= Your objective =
Your task is to copy the listing exactly. Drop any pictures from the copy.

= Data for processing =
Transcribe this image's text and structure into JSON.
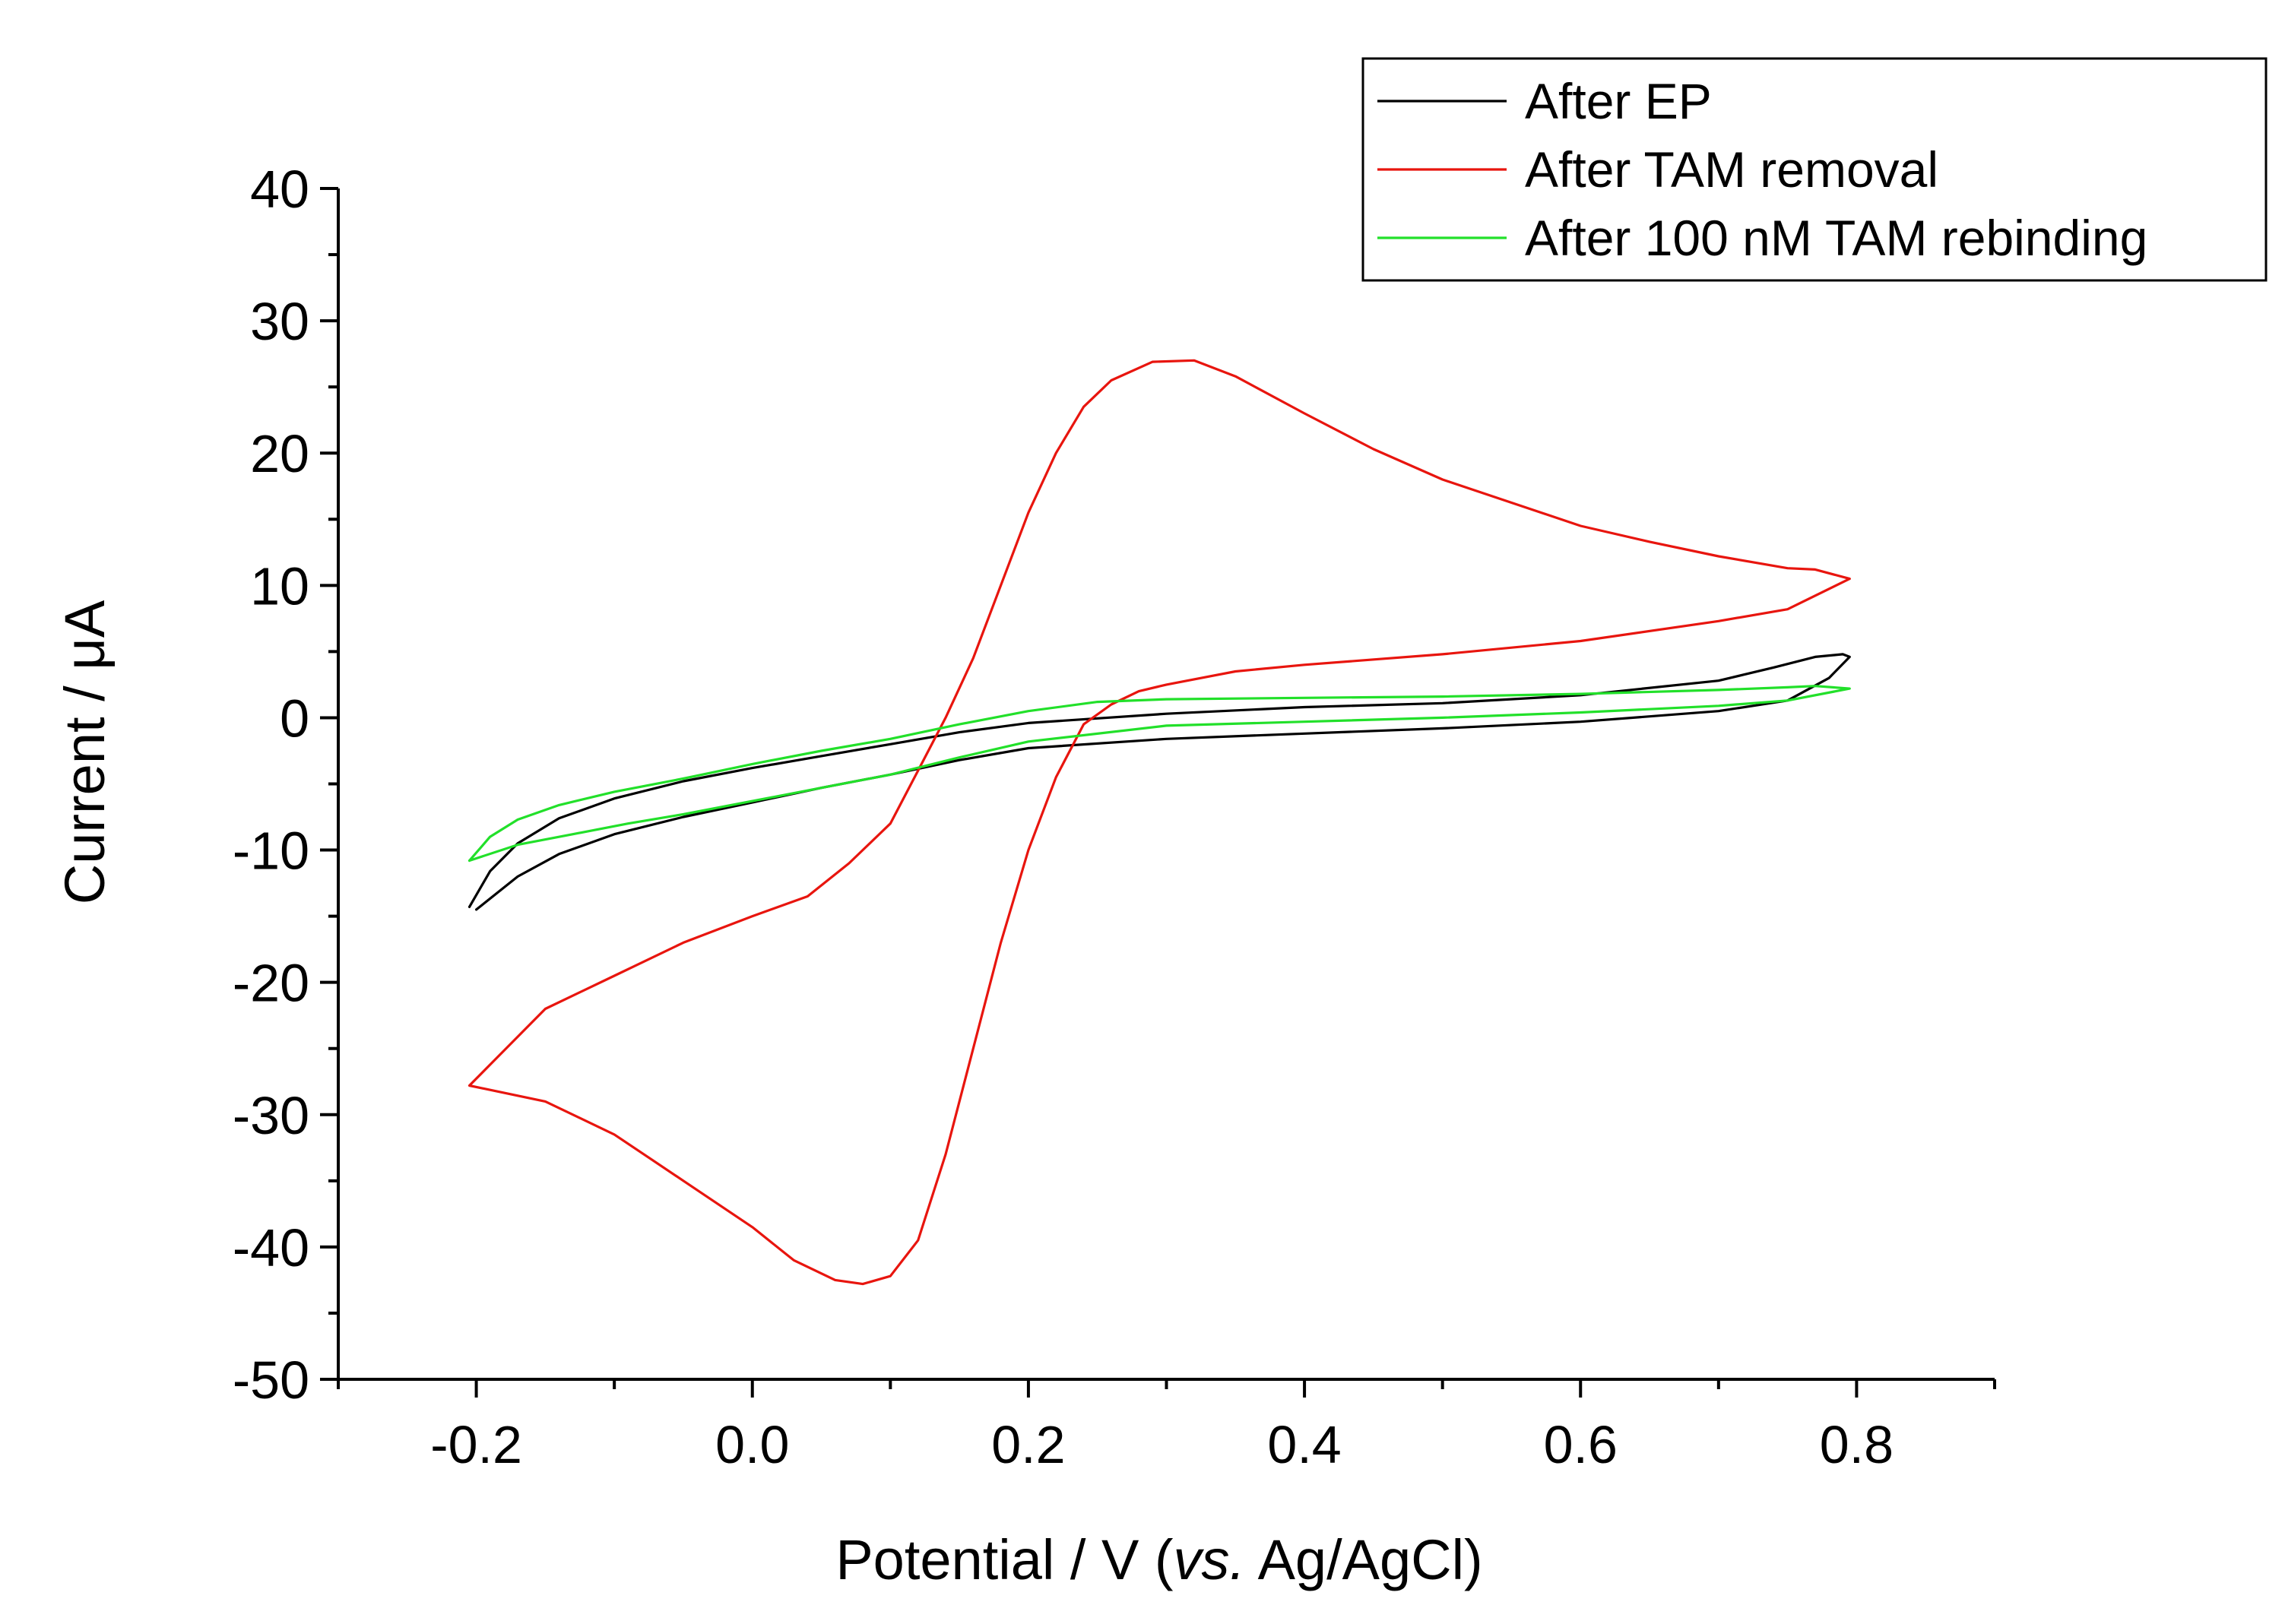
{
  "chart_data": {
    "type": "line",
    "title": "",
    "xlabel_prefix": "Potential / V (",
    "xlabel_italic": "vs.",
    "xlabel_suffix": " Ag/AgCl)",
    "ylabel": "Current / μA",
    "xlim": [
      -0.3,
      0.9
    ],
    "ylim": [
      -50,
      40
    ],
    "x_ticks": [
      -0.2,
      0.0,
      0.2,
      0.4,
      0.6,
      0.8
    ],
    "x_tick_labels": [
      "-0.2",
      "0.0",
      "0.2",
      "0.4",
      "0.6",
      "0.8"
    ],
    "y_ticks": [
      -50,
      -40,
      -30,
      -20,
      -10,
      0,
      10,
      20,
      30,
      40
    ],
    "y_tick_labels": [
      "-50",
      "-40",
      "-30",
      "-20",
      "-10",
      "0",
      "10",
      "20",
      "30",
      "40"
    ],
    "grid": false,
    "legend_position": "top-right",
    "series": [
      {
        "name": "After EP",
        "color": "#000000",
        "x": [
          -0.2,
          -0.17,
          -0.14,
          -0.1,
          -0.05,
          0.0,
          0.05,
          0.1,
          0.15,
          0.2,
          0.3,
          0.4,
          0.5,
          0.6,
          0.7,
          0.75,
          0.78,
          0.795,
          0.79,
          0.77,
          0.74,
          0.7,
          0.6,
          0.5,
          0.4,
          0.3,
          0.2,
          0.15,
          0.1,
          0.05,
          0.0,
          -0.05,
          -0.1,
          -0.14,
          -0.17,
          -0.19,
          -0.205
        ],
        "y": [
          -14.5,
          -12.0,
          -10.3,
          -8.8,
          -7.5,
          -6.4,
          -5.3,
          -4.3,
          -3.2,
          -2.3,
          -1.6,
          -1.2,
          -0.8,
          -0.3,
          0.5,
          1.3,
          3.0,
          4.6,
          4.8,
          4.6,
          3.8,
          2.8,
          1.7,
          1.1,
          0.8,
          0.3,
          -0.4,
          -1.1,
          -2.0,
          -2.9,
          -3.8,
          -4.8,
          -6.1,
          -7.6,
          -9.5,
          -11.6,
          -14.3
        ]
      },
      {
        "name": "After TAM removal",
        "color": "#e8150e",
        "x": [
          -0.205,
          -0.15,
          -0.1,
          -0.05,
          0.0,
          0.03,
          0.06,
          0.08,
          0.1,
          0.12,
          0.14,
          0.16,
          0.18,
          0.2,
          0.22,
          0.24,
          0.26,
          0.28,
          0.3,
          0.35,
          0.4,
          0.5,
          0.6,
          0.7,
          0.75,
          0.795,
          0.77,
          0.75,
          0.7,
          0.65,
          0.6,
          0.5,
          0.45,
          0.4,
          0.35,
          0.32,
          0.29,
          0.26,
          0.24,
          0.22,
          0.2,
          0.18,
          0.16,
          0.14,
          0.12,
          0.1,
          0.07,
          0.04,
          0.0,
          -0.05,
          -0.1,
          -0.15,
          -0.205
        ],
        "y": [
          -27.8,
          -29.0,
          -31.5,
          -35.0,
          -38.5,
          -41.0,
          -42.5,
          -42.8,
          -42.2,
          -39.5,
          -33.0,
          -25.0,
          -17.0,
          -10.0,
          -4.5,
          -0.5,
          1.0,
          2.0,
          2.5,
          3.5,
          4.0,
          4.8,
          5.8,
          7.3,
          8.2,
          10.5,
          11.2,
          11.3,
          12.2,
          13.3,
          14.5,
          18.0,
          20.3,
          23.0,
          25.8,
          27.0,
          26.9,
          25.5,
          23.5,
          20.0,
          15.5,
          10.0,
          4.5,
          0.0,
          -4.0,
          -8.0,
          -11.0,
          -13.5,
          -15.0,
          -17.0,
          -19.5,
          -22.0,
          -27.8
        ]
      },
      {
        "name": "After 100 nM TAM rebinding",
        "color": "#22e02a",
        "x": [
          -0.205,
          -0.17,
          -0.13,
          -0.09,
          -0.05,
          0.0,
          0.05,
          0.1,
          0.15,
          0.2,
          0.3,
          0.4,
          0.5,
          0.6,
          0.7,
          0.75,
          0.795,
          0.77,
          0.75,
          0.7,
          0.6,
          0.5,
          0.4,
          0.3,
          0.25,
          0.2,
          0.15,
          0.1,
          0.05,
          0.0,
          -0.05,
          -0.1,
          -0.14,
          -0.17,
          -0.19,
          -0.205
        ],
        "y": [
          -10.8,
          -9.6,
          -8.8,
          -8.0,
          -7.3,
          -6.3,
          -5.3,
          -4.3,
          -3.0,
          -1.8,
          -0.6,
          -0.3,
          0.0,
          0.4,
          0.9,
          1.3,
          2.2,
          2.4,
          2.3,
          2.1,
          1.8,
          1.6,
          1.5,
          1.4,
          1.2,
          0.5,
          -0.5,
          -1.6,
          -2.5,
          -3.5,
          -4.6,
          -5.6,
          -6.6,
          -7.7,
          -9.0,
          -10.8
        ]
      }
    ]
  }
}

= Full response =
Transcribe this image's text and structure into JSON.
{
  "chart_data": {
    "type": "line",
    "title": "",
    "xlabel_prefix": "Potential / V (",
    "xlabel_italic": "vs.",
    "xlabel_suffix": " Ag/AgCl)",
    "ylabel": "Current / μA",
    "xlim": [
      -0.3,
      0.9
    ],
    "ylim": [
      -50,
      40
    ],
    "x_ticks": [
      -0.2,
      0.0,
      0.2,
      0.4,
      0.6,
      0.8
    ],
    "x_tick_labels": [
      "-0.2",
      "0.0",
      "0.2",
      "0.4",
      "0.6",
      "0.8"
    ],
    "y_ticks": [
      -50,
      -40,
      -30,
      -20,
      -10,
      0,
      10,
      20,
      30,
      40
    ],
    "y_tick_labels": [
      "-50",
      "-40",
      "-30",
      "-20",
      "-10",
      "0",
      "10",
      "20",
      "30",
      "40"
    ],
    "grid": false,
    "legend_position": "top-right",
    "series": [
      {
        "name": "After EP",
        "color": "#000000",
        "x": [
          -0.2,
          -0.17,
          -0.14,
          -0.1,
          -0.05,
          0.0,
          0.05,
          0.1,
          0.15,
          0.2,
          0.3,
          0.4,
          0.5,
          0.6,
          0.7,
          0.75,
          0.78,
          0.795,
          0.79,
          0.77,
          0.74,
          0.7,
          0.6,
          0.5,
          0.4,
          0.3,
          0.2,
          0.15,
          0.1,
          0.05,
          0.0,
          -0.05,
          -0.1,
          -0.14,
          -0.17,
          -0.19,
          -0.205
        ],
        "y": [
          -14.5,
          -12.0,
          -10.3,
          -8.8,
          -7.5,
          -6.4,
          -5.3,
          -4.3,
          -3.2,
          -2.3,
          -1.6,
          -1.2,
          -0.8,
          -0.3,
          0.5,
          1.3,
          3.0,
          4.6,
          4.8,
          4.6,
          3.8,
          2.8,
          1.7,
          1.1,
          0.8,
          0.3,
          -0.4,
          -1.1,
          -2.0,
          -2.9,
          -3.8,
          -4.8,
          -6.1,
          -7.6,
          -9.5,
          -11.6,
          -14.3
        ]
      },
      {
        "name": "After TAM removal",
        "color": "#e8150e",
        "x": [
          -0.205,
          -0.15,
          -0.1,
          -0.05,
          0.0,
          0.03,
          0.06,
          0.08,
          0.1,
          0.12,
          0.14,
          0.16,
          0.18,
          0.2,
          0.22,
          0.24,
          0.26,
          0.28,
          0.3,
          0.35,
          0.4,
          0.5,
          0.6,
          0.7,
          0.75,
          0.795,
          0.77,
          0.75,
          0.7,
          0.65,
          0.6,
          0.5,
          0.45,
          0.4,
          0.35,
          0.32,
          0.29,
          0.26,
          0.24,
          0.22,
          0.2,
          0.18,
          0.16,
          0.14,
          0.12,
          0.1,
          0.07,
          0.04,
          0.0,
          -0.05,
          -0.1,
          -0.15,
          -0.205
        ],
        "y": [
          -27.8,
          -29.0,
          -31.5,
          -35.0,
          -38.5,
          -41.0,
          -42.5,
          -42.8,
          -42.2,
          -39.5,
          -33.0,
          -25.0,
          -17.0,
          -10.0,
          -4.5,
          -0.5,
          1.0,
          2.0,
          2.5,
          3.5,
          4.0,
          4.8,
          5.8,
          7.3,
          8.2,
          10.5,
          11.2,
          11.3,
          12.2,
          13.3,
          14.5,
          18.0,
          20.3,
          23.0,
          25.8,
          27.0,
          26.9,
          25.5,
          23.5,
          20.0,
          15.5,
          10.0,
          4.5,
          0.0,
          -4.0,
          -8.0,
          -11.0,
          -13.5,
          -15.0,
          -17.0,
          -19.5,
          -22.0,
          -27.8
        ]
      },
      {
        "name": "After 100 nM TAM rebinding",
        "color": "#22e02a",
        "x": [
          -0.205,
          -0.17,
          -0.13,
          -0.09,
          -0.05,
          0.0,
          0.05,
          0.1,
          0.15,
          0.2,
          0.3,
          0.4,
          0.5,
          0.6,
          0.7,
          0.75,
          0.795,
          0.77,
          0.75,
          0.7,
          0.6,
          0.5,
          0.4,
          0.3,
          0.25,
          0.2,
          0.15,
          0.1,
          0.05,
          0.0,
          -0.05,
          -0.1,
          -0.14,
          -0.17,
          -0.19,
          -0.205
        ],
        "y": [
          -10.8,
          -9.6,
          -8.8,
          -8.0,
          -7.3,
          -6.3,
          -5.3,
          -4.3,
          -3.0,
          -1.8,
          -0.6,
          -0.3,
          0.0,
          0.4,
          0.9,
          1.3,
          2.2,
          2.4,
          2.3,
          2.1,
          1.8,
          1.6,
          1.5,
          1.4,
          1.2,
          0.5,
          -0.5,
          -1.6,
          -2.5,
          -3.5,
          -4.6,
          -5.6,
          -6.6,
          -7.7,
          -9.0,
          -10.8
        ]
      }
    ]
  }
}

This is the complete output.